● **WHAT NEEDS TO BE DONE**:
Repeat exactly the lines from the line containing "Output a JSON" through the last line of the records below, inclusive, and nothing else.
-=-=-=-=-
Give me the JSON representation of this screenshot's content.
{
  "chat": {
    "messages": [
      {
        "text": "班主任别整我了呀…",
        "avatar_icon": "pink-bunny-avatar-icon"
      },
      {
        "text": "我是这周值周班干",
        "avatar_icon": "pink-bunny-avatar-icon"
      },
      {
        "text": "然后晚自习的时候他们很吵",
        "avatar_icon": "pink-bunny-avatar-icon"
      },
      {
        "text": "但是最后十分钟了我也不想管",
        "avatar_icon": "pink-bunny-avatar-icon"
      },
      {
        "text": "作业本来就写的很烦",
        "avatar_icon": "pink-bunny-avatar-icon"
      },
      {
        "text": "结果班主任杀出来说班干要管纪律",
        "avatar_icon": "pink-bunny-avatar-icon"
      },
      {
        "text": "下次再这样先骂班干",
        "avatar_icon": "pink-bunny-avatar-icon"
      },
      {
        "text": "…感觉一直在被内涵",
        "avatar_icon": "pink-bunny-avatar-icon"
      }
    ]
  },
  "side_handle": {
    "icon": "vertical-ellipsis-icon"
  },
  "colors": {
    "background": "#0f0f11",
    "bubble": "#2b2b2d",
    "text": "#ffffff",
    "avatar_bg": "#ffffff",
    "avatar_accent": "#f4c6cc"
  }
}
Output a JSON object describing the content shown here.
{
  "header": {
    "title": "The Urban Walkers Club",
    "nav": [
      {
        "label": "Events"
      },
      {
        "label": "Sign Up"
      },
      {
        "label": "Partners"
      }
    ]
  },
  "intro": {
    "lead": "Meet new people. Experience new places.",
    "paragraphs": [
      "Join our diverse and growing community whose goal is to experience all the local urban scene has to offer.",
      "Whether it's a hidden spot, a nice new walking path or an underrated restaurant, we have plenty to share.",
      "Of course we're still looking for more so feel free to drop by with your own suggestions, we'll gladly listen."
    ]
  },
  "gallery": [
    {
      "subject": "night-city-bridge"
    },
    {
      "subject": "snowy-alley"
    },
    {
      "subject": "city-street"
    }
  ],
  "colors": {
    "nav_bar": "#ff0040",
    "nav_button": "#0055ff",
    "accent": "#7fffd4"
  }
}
-=-=-=-=-
● **REPLY TO THE EXERCISE**:
Output a JSON object describing the content shown here.
{
  "header": {
    "title": "The Urban Walkers Club",
    "nav": [
      {
        "label": "Events"
      },
      {
        "label": "Sign Up"
      },
      {
        "label": "Partners"
      }
    ]
  },
  "intro": {
    "lead": "Meet new people. Experience new places.",
    "paragraphs": [
      "Join our diverse and growing community whose goal is to experience all the local urban scene has to offer.",
      "Whether it's a hidden spot, a nice new walking path or an underrated restaurant, we have plenty to share.",
      "Of course we're still looking for more so feel free to drop by with your own suggestions, we'll gladly listen."
    ]
  },
  "gallery": [
    {
      "subject": "night-city-bridge"
    },
    {
      "subject": "snowy-alley"
    },
    {
      "subject": "city-street"
    }
  ],
  "colors": {
    "nav_bar": "#ff0040",
    "nav_button": "#0055ff",
    "accent": "#7fffd4"
  }
}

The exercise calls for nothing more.